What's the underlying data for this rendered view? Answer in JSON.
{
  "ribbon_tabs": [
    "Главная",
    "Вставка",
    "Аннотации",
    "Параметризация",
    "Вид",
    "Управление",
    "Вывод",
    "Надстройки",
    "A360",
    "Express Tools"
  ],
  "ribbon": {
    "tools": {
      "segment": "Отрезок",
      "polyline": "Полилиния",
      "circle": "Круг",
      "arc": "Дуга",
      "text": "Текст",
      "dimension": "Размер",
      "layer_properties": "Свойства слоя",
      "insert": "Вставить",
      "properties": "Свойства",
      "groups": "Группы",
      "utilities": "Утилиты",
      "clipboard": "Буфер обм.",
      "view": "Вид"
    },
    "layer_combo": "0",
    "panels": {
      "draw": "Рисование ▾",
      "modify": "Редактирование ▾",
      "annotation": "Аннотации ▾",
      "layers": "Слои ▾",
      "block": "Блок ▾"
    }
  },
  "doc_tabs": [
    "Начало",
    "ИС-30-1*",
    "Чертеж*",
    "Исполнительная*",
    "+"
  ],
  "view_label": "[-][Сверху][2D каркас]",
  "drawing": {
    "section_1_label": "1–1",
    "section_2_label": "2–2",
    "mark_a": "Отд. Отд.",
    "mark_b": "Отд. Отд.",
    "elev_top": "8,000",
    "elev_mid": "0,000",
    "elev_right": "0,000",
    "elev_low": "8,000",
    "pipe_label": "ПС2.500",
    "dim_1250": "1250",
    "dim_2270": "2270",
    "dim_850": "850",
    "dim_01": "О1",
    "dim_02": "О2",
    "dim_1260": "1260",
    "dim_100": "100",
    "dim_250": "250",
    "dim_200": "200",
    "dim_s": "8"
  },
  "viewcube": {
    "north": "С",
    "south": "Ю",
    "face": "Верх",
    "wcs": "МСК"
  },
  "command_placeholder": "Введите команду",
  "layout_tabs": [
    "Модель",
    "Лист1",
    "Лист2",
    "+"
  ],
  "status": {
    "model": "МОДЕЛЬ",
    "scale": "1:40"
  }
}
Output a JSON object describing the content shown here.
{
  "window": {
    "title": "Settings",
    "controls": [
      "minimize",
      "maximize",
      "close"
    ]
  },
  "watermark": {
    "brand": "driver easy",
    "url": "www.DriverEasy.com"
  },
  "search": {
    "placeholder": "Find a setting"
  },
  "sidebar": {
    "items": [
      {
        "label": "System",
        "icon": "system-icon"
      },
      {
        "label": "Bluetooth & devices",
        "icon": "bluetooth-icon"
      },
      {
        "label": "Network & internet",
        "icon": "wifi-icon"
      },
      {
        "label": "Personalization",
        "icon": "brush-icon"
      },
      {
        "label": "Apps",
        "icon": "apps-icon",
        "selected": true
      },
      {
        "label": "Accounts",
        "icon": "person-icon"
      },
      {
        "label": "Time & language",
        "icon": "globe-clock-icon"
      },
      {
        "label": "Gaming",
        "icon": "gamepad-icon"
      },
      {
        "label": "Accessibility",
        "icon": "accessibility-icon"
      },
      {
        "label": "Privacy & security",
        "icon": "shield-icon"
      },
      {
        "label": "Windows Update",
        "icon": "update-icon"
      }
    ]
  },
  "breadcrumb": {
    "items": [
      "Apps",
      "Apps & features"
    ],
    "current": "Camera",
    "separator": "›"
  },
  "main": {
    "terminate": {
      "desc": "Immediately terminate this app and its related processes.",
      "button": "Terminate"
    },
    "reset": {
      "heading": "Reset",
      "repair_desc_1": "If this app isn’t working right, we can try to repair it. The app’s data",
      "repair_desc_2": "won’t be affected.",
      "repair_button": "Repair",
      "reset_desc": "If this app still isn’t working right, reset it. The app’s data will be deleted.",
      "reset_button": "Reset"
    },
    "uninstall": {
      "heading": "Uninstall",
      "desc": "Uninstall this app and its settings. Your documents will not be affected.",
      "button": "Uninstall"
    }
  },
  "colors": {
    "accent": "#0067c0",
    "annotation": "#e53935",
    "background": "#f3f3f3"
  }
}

○ ○ ○

» Given problem: Please set down each line of the records exactly as given.

» The completed task:
What's the underlying data for this rendered view? Answer in JSON.
{
  "ribbon_tabs": [
    "Главная",
    "Вставка",
    "Аннотации",
    "Параметризация",
    "Вид",
    "Управление",
    "Вывод",
    "Надстройки",
    "A360",
    "Express Tools"
  ],
  "ribbon": {
    "tools": {
      "segment": "Отрезок",
      "polyline": "Полилиния",
      "circle": "Круг",
      "arc": "Дуга",
      "text": "Текст",
      "dimension": "Размер",
      "layer_properties": "Свойства слоя",
      "insert": "Вставить",
      "properties": "Свойства",
      "groups": "Группы",
      "utilities": "Утилиты",
      "clipboard": "Буфер обм.",
      "view": "Вид"
    },
    "layer_combo": "0",
    "panels": {
      "draw": "Рисование ▾",
      "modify": "Редактирование ▾",
      "annotation": "Аннотации ▾",
      "layers": "Слои ▾",
      "block": "Блок ▾"
    }
  },
  "doc_tabs": [
    "Начало",
    "ИС-30-1*",
    "Чертеж*",
    "Исполнительная*",
    "+"
  ],
  "view_label": "[-][Сверху][2D каркас]",
  "drawing": {
    "section_1_label": "1–1",
    "section_2_label": "2–2",
    "mark_a": "Отд. Отд.",
    "mark_b": "Отд. Отд.",
    "elev_top": "8,000",
    "elev_mid": "0,000",
    "elev_right": "0,000",
    "elev_low": "8,000",
    "pipe_label": "ПС2.500",
    "dim_1250": "1250",
    "dim_2270": "2270",
    "dim_850": "850",
    "dim_01": "О1",
    "dim_02": "О2",
    "dim_1260": "1260",
    "dim_100": "100",
    "dim_250": "250",
    "dim_200": "200",
    "dim_s": "8"
  },
  "viewcube": {
    "north": "С",
    "south": "Ю",
    "face": "Верх",
    "wcs": "МСК"
  },
  "command_placeholder": "Введите команду",
  "layout_tabs": [
    "Модель",
    "Лист1",
    "Лист2",
    "+"
  ],
  "status": {
    "model": "МОДЕЛЬ",
    "scale": "1:40"
  }
}
Output a JSON object describing the content shown here.
{
  "window": {
    "title": "Settings",
    "controls": [
      "minimize",
      "maximize",
      "close"
    ]
  },
  "watermark": {
    "brand": "driver easy",
    "url": "www.DriverEasy.com"
  },
  "search": {
    "placeholder": "Find a setting"
  },
  "sidebar": {
    "items": [
      {
        "label": "System",
        "icon": "system-icon"
      },
      {
        "label": "Bluetooth & devices",
        "icon": "bluetooth-icon"
      },
      {
        "label": "Network & internet",
        "icon": "wifi-icon"
      },
      {
        "label": "Personalization",
        "icon": "brush-icon"
      },
      {
        "label": "Apps",
        "icon": "apps-icon",
        "selected": true
      },
      {
        "label": "Accounts",
        "icon": "person-icon"
      },
      {
        "label": "Time & language",
        "icon": "globe-clock-icon"
      },
      {
        "label": "Gaming",
        "icon": "gamepad-icon"
      },
      {
        "label": "Accessibility",
        "icon": "accessibility-icon"
      },
      {
        "label": "Privacy & security",
        "icon": "shield-icon"
      },
      {
        "label": "Windows Update",
        "icon": "update-icon"
      }
    ]
  },
  "breadcrumb": {
    "items": [
      "Apps",
      "Apps & features"
    ],
    "current": "Camera",
    "separator": "›"
  },
  "main": {
    "terminate": {
      "desc": "Immediately terminate this app and its related processes.",
      "button": "Terminate"
    },
    "reset": {
      "heading": "Reset",
      "repair_desc_1": "If this app isn’t working right, we can try to repair it. The app’s data",
      "repair_desc_2": "won’t be affected.",
      "repair_button": "Repair",
      "reset_desc": "If this app still isn’t working right, reset it. The app’s data will be deleted.",
      "reset_button": "Reset"
    },
    "uninstall": {
      "heading": "Uninstall",
      "desc": "Uninstall this app and its settings. Your documents will not be affected.",
      "button": "Uninstall"
    }
  },
  "colors": {
    "accent": "#0067c0",
    "annotation": "#e53935",
    "background": "#f3f3f3"
  }
}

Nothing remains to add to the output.